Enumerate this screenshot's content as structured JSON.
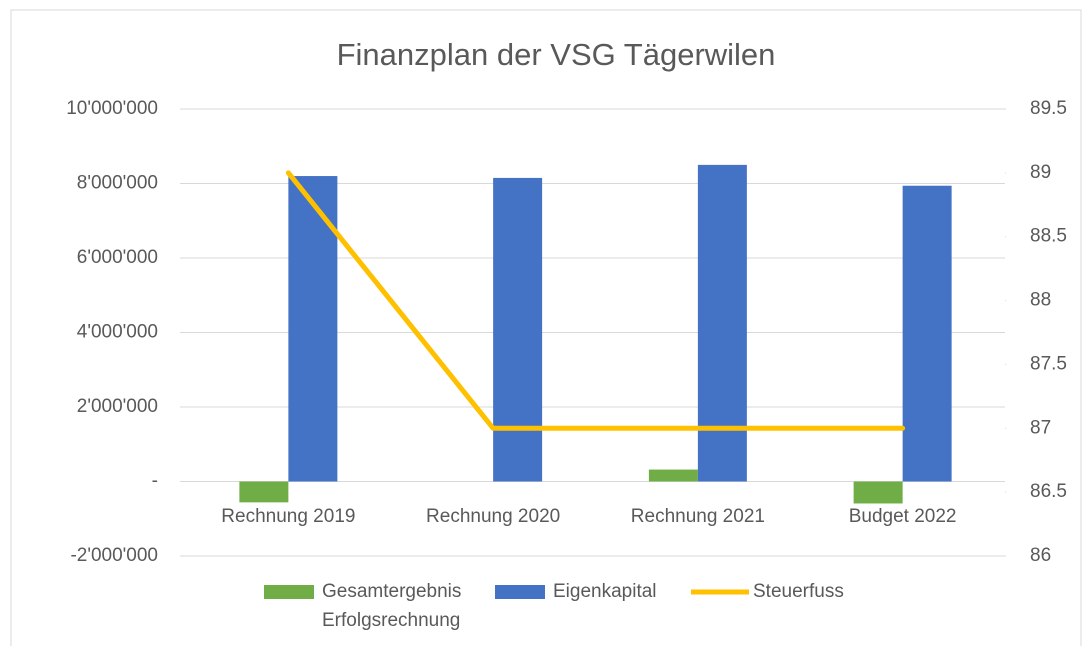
{
  "chart_data": {
    "type": "bar_line",
    "title": "Finanzplan der VSG Tägerwilen",
    "categories": [
      "Rechnung 2019",
      "Rechnung 2020",
      "Rechnung 2021",
      "Budget 2022"
    ],
    "series": [
      {
        "name": "Gesamtergebnis Erfolgsrechnung",
        "color": "#70ad47",
        "type": "bar",
        "values": [
          -560000,
          0,
          320000,
          -590000
        ]
      },
      {
        "name": "Eigenkapital",
        "color": "#4472c4",
        "type": "bar",
        "values": [
          8200000,
          8150000,
          8500000,
          7940000
        ]
      },
      {
        "name": "Steuerfuss",
        "color": "#ffc000",
        "type": "line",
        "axis": "y2",
        "values": [
          89,
          87,
          87,
          87
        ]
      }
    ],
    "ylim": [
      -2000000,
      10000000
    ],
    "yticks": [
      {
        "value": -2000000,
        "label": "-2'000'000"
      },
      {
        "value": 0,
        "label": "-"
      },
      {
        "value": 2000000,
        "label": "2'000'000"
      },
      {
        "value": 4000000,
        "label": "4'000'000"
      },
      {
        "value": 6000000,
        "label": "6'000'000"
      },
      {
        "value": 8000000,
        "label": "8'000'000"
      },
      {
        "value": 10000000,
        "label": "10'000'000"
      }
    ],
    "y2lim": [
      86,
      89.5
    ],
    "y2ticks": [
      86,
      86.5,
      87,
      87.5,
      88,
      88.5,
      89,
      89.5
    ],
    "grid": true,
    "legend": "bottom"
  }
}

====================

= TO BE DONE =
Set down the complete material exactly, but do not include the images.

= OUTPUT FOR THIS EXERCISE =
Enumerate this screenshot's content as structured JSON.
{
  "chart_data": {
    "type": "bar_line",
    "title": "Finanzplan der VSG Tägerwilen",
    "categories": [
      "Rechnung 2019",
      "Rechnung 2020",
      "Rechnung 2021",
      "Budget 2022"
    ],
    "series": [
      {
        "name": "Gesamtergebnis Erfolgsrechnung",
        "color": "#70ad47",
        "type": "bar",
        "values": [
          -560000,
          0,
          320000,
          -590000
        ]
      },
      {
        "name": "Eigenkapital",
        "color": "#4472c4",
        "type": "bar",
        "values": [
          8200000,
          8150000,
          8500000,
          7940000
        ]
      },
      {
        "name": "Steuerfuss",
        "color": "#ffc000",
        "type": "line",
        "axis": "y2",
        "values": [
          89,
          87,
          87,
          87
        ]
      }
    ],
    "ylim": [
      -2000000,
      10000000
    ],
    "yticks": [
      {
        "value": -2000000,
        "label": "-2'000'000"
      },
      {
        "value": 0,
        "label": "-"
      },
      {
        "value": 2000000,
        "label": "2'000'000"
      },
      {
        "value": 4000000,
        "label": "4'000'000"
      },
      {
        "value": 6000000,
        "label": "6'000'000"
      },
      {
        "value": 8000000,
        "label": "8'000'000"
      },
      {
        "value": 10000000,
        "label": "10'000'000"
      }
    ],
    "y2lim": [
      86,
      89.5
    ],
    "y2ticks": [
      86,
      86.5,
      87,
      87.5,
      88,
      88.5,
      89,
      89.5
    ],
    "grid": true,
    "legend": "bottom"
  }
}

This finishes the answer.